Exercise prompt
What is needed here is an exact copy of every entry.

Material provided

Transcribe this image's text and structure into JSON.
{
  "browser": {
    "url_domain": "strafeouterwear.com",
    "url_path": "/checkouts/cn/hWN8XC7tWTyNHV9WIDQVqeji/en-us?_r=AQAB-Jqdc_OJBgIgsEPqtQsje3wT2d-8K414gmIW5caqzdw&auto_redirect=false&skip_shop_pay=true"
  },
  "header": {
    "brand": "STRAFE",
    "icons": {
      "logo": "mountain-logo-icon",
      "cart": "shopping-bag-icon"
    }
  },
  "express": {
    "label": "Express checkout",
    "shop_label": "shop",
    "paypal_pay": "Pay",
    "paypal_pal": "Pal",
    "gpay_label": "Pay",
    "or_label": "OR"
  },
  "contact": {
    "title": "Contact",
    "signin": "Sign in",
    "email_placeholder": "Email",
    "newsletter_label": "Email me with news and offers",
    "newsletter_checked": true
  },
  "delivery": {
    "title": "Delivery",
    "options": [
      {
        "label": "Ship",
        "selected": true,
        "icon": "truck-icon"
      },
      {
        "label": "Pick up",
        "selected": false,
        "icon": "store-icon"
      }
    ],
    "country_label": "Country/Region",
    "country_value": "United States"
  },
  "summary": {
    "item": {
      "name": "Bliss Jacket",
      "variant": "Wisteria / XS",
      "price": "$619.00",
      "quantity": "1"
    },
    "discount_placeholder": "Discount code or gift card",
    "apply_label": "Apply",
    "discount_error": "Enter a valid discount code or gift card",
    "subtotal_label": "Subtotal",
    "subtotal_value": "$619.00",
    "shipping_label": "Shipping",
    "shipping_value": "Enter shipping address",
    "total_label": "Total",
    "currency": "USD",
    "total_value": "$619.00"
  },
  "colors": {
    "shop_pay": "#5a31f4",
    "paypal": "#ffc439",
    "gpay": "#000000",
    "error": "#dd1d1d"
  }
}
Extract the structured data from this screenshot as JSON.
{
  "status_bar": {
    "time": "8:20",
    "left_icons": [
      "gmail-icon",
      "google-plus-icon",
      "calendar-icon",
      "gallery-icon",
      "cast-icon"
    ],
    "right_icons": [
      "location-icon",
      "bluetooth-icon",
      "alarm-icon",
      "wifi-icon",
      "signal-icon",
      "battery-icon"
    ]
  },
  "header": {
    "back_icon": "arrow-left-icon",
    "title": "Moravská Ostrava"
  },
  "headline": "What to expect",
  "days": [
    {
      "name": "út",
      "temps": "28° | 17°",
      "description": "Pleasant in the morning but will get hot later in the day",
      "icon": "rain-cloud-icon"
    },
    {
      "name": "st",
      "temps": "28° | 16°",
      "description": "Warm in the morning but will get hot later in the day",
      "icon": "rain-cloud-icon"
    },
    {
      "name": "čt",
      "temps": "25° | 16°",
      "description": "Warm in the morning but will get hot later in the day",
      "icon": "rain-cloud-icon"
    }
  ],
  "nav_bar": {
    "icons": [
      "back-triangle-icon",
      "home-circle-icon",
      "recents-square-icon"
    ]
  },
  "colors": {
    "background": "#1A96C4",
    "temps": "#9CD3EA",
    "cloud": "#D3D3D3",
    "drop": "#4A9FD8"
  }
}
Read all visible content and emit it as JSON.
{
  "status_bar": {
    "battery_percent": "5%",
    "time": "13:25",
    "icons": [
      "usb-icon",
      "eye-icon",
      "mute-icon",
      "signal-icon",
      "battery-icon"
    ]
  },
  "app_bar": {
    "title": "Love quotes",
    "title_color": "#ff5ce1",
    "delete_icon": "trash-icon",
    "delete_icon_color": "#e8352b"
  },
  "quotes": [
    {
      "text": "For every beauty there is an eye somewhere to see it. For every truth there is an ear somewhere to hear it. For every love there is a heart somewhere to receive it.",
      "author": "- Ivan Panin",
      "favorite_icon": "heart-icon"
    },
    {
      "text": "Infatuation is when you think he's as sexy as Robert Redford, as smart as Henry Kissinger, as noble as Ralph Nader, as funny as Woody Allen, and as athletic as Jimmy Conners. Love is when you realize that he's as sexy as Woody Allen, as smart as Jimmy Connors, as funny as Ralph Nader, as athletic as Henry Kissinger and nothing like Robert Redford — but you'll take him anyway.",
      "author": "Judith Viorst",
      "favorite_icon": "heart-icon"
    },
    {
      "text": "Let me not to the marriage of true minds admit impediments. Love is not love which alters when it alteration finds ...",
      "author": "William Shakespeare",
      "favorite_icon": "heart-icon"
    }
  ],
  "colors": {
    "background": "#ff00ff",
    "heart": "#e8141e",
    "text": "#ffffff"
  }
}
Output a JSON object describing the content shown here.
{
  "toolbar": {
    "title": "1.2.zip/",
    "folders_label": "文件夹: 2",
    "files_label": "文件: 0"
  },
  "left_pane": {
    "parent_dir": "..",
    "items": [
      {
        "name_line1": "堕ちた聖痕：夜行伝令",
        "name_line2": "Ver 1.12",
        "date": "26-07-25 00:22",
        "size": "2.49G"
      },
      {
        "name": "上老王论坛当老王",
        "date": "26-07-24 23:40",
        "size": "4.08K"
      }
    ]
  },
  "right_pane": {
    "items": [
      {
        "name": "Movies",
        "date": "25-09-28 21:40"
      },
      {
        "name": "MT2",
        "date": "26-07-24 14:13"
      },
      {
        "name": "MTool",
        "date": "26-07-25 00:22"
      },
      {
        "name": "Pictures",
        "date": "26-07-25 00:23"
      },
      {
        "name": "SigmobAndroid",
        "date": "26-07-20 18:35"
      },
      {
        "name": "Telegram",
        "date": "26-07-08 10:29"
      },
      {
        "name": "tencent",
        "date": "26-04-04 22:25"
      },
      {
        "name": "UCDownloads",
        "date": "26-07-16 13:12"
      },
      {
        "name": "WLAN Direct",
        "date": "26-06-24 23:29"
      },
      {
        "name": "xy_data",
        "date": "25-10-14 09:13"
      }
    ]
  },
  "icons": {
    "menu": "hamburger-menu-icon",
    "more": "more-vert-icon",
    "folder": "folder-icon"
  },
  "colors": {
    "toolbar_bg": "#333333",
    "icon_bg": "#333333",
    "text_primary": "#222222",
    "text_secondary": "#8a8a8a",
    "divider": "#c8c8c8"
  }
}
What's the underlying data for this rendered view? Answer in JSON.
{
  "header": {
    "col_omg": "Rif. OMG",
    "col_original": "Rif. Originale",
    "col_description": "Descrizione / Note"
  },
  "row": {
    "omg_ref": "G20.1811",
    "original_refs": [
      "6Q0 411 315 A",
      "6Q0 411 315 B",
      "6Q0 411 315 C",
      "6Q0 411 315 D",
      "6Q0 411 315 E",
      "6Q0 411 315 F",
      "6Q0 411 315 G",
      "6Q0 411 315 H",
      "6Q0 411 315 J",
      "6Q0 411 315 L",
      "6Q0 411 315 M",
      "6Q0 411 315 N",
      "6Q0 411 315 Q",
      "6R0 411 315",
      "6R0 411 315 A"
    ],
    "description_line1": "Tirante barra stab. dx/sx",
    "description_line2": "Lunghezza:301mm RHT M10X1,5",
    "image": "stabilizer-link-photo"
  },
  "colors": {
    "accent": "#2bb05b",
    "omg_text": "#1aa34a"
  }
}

The answer
Transcribe this image's text and structure into JSON.
{
  "browser": {
    "url_domain": "strafeouterwear.com",
    "url_path": "/checkouts/cn/hWN8XC7tWTyNHV9WIDQVqeji/en-us?_r=AQAB-Jqdc_OJBgIgsEPqtQsje3wT2d-8K414gmIW5caqzdw&auto_redirect=false&skip_shop_pay=true"
  },
  "header": {
    "brand": "STRAFE",
    "icons": {
      "logo": "mountain-logo-icon",
      "cart": "shopping-bag-icon"
    }
  },
  "express": {
    "label": "Express checkout",
    "shop_label": "shop",
    "paypal_pay": "Pay",
    "paypal_pal": "Pal",
    "gpay_label": "Pay",
    "or_label": "OR"
  },
  "contact": {
    "title": "Contact",
    "signin": "Sign in",
    "email_placeholder": "Email",
    "newsletter_label": "Email me with news and offers",
    "newsletter_checked": true
  },
  "delivery": {
    "title": "Delivery",
    "options": [
      {
        "label": "Ship",
        "selected": true,
        "icon": "truck-icon"
      },
      {
        "label": "Pick up",
        "selected": false,
        "icon": "store-icon"
      }
    ],
    "country_label": "Country/Region",
    "country_value": "United States"
  },
  "summary": {
    "item": {
      "name": "Bliss Jacket",
      "variant": "Wisteria / XS",
      "price": "$619.00",
      "quantity": "1"
    },
    "discount_placeholder": "Discount code or gift card",
    "apply_label": "Apply",
    "discount_error": "Enter a valid discount code or gift card",
    "subtotal_label": "Subtotal",
    "subtotal_value": "$619.00",
    "shipping_label": "Shipping",
    "shipping_value": "Enter shipping address",
    "total_label": "Total",
    "currency": "USD",
    "total_value": "$619.00"
  },
  "colors": {
    "shop_pay": "#5a31f4",
    "paypal": "#ffc439",
    "gpay": "#000000",
    "error": "#dd1d1d"
  }
}
Extract the structured data from this screenshot as JSON.
{
  "status_bar": {
    "time": "8:20",
    "left_icons": [
      "gmail-icon",
      "google-plus-icon",
      "calendar-icon",
      "gallery-icon",
      "cast-icon"
    ],
    "right_icons": [
      "location-icon",
      "bluetooth-icon",
      "alarm-icon",
      "wifi-icon",
      "signal-icon",
      "battery-icon"
    ]
  },
  "header": {
    "back_icon": "arrow-left-icon",
    "title": "Moravská Ostrava"
  },
  "headline": "What to expect",
  "days": [
    {
      "name": "út",
      "temps": "28° | 17°",
      "description": "Pleasant in the morning but will get hot later in the day",
      "icon": "rain-cloud-icon"
    },
    {
      "name": "st",
      "temps": "28° | 16°",
      "description": "Warm in the morning but will get hot later in the day",
      "icon": "rain-cloud-icon"
    },
    {
      "name": "čt",
      "temps": "25° | 16°",
      "description": "Warm in the morning but will get hot later in the day",
      "icon": "rain-cloud-icon"
    }
  ],
  "nav_bar": {
    "icons": [
      "back-triangle-icon",
      "home-circle-icon",
      "recents-square-icon"
    ]
  },
  "colors": {
    "background": "#1A96C4",
    "temps": "#9CD3EA",
    "cloud": "#D3D3D3",
    "drop": "#4A9FD8"
  }
}
Read all visible content and emit it as JSON.
{
  "status_bar": {
    "battery_percent": "5%",
    "time": "13:25",
    "icons": [
      "usb-icon",
      "eye-icon",
      "mute-icon",
      "signal-icon",
      "battery-icon"
    ]
  },
  "app_bar": {
    "title": "Love quotes",
    "title_color": "#ff5ce1",
    "delete_icon": "trash-icon",
    "delete_icon_color": "#e8352b"
  },
  "quotes": [
    {
      "text": "For every beauty there is an eye somewhere to see it. For every truth there is an ear somewhere to hear it. For every love there is a heart somewhere to receive it.",
      "author": "- Ivan Panin",
      "favorite_icon": "heart-icon"
    },
    {
      "text": "Infatuation is when you think he's as sexy as Robert Redford, as smart as Henry Kissinger, as noble as Ralph Nader, as funny as Woody Allen, and as athletic as Jimmy Conners. Love is when you realize that he's as sexy as Woody Allen, as smart as Jimmy Connors, as funny as Ralph Nader, as athletic as Henry Kissinger and nothing like Robert Redford — but you'll take him anyway.",
      "author": "Judith Viorst",
      "favorite_icon": "heart-icon"
    },
    {
      "text": "Let me not to the marriage of true minds admit impediments. Love is not love which alters when it alteration finds ...",
      "author": "William Shakespeare",
      "favorite_icon": "heart-icon"
    }
  ],
  "colors": {
    "background": "#ff00ff",
    "heart": "#e8141e",
    "text": "#ffffff"
  }
}
Output a JSON object describing the content shown here.
{
  "toolbar": {
    "title": "1.2.zip/",
    "folders_label": "文件夹: 2",
    "files_label": "文件: 0"
  },
  "left_pane": {
    "parent_dir": "..",
    "items": [
      {
        "name_line1": "堕ちた聖痕：夜行伝令",
        "name_line2": "Ver 1.12",
        "date": "26-07-25 00:22",
        "size": "2.49G"
      },
      {
        "name": "上老王论坛当老王",
        "date": "26-07-24 23:40",
        "size": "4.08K"
      }
    ]
  },
  "right_pane": {
    "items": [
      {
        "name": "Movies",
        "date": "25-09-28 21:40"
      },
      {
        "name": "MT2",
        "date": "26-07-24 14:13"
      },
      {
        "name": "MTool",
        "date": "26-07-25 00:22"
      },
      {
        "name": "Pictures",
        "date": "26-07-25 00:23"
      },
      {
        "name": "SigmobAndroid",
        "date": "26-07-20 18:35"
      },
      {
        "name": "Telegram",
        "date": "26-07-08 10:29"
      },
      {
        "name": "tencent",
        "date": "26-04-04 22:25"
      },
      {
        "name": "UCDownloads",
        "date": "26-07-16 13:12"
      },
      {
        "name": "WLAN Direct",
        "date": "26-06-24 23:29"
      },
      {
        "name": "xy_data",
        "date": "25-10-14 09:13"
      }
    ]
  },
  "icons": {
    "menu": "hamburger-menu-icon",
    "more": "more-vert-icon",
    "folder": "folder-icon"
  },
  "colors": {
    "toolbar_bg": "#333333",
    "icon_bg": "#333333",
    "text_primary": "#222222",
    "text_secondary": "#8a8a8a",
    "divider": "#c8c8c8"
  }
}
What's the underlying data for this rendered view? Answer in JSON.
{
  "header": {
    "col_omg": "Rif. OMG",
    "col_original": "Rif. Originale",
    "col_description": "Descrizione / Note"
  },
  "row": {
    "omg_ref": "G20.1811",
    "original_refs": [
      "6Q0 411 315 A",
      "6Q0 411 315 B",
      "6Q0 411 315 C",
      "6Q0 411 315 D",
      "6Q0 411 315 E",
      "6Q0 411 315 F",
      "6Q0 411 315 G",
      "6Q0 411 315 H",
      "6Q0 411 315 J",
      "6Q0 411 315 L",
      "6Q0 411 315 M",
      "6Q0 411 315 N",
      "6Q0 411 315 Q",
      "6R0 411 315",
      "6R0 411 315 A"
    ],
    "description_line1": "Tirante barra stab. dx/sx",
    "description_line2": "Lunghezza:301mm RHT M10X1,5",
    "image": "stabilizer-link-photo"
  },
  "colors": {
    "accent": "#2bb05b",
    "omg_text": "#1aa34a"
  }
}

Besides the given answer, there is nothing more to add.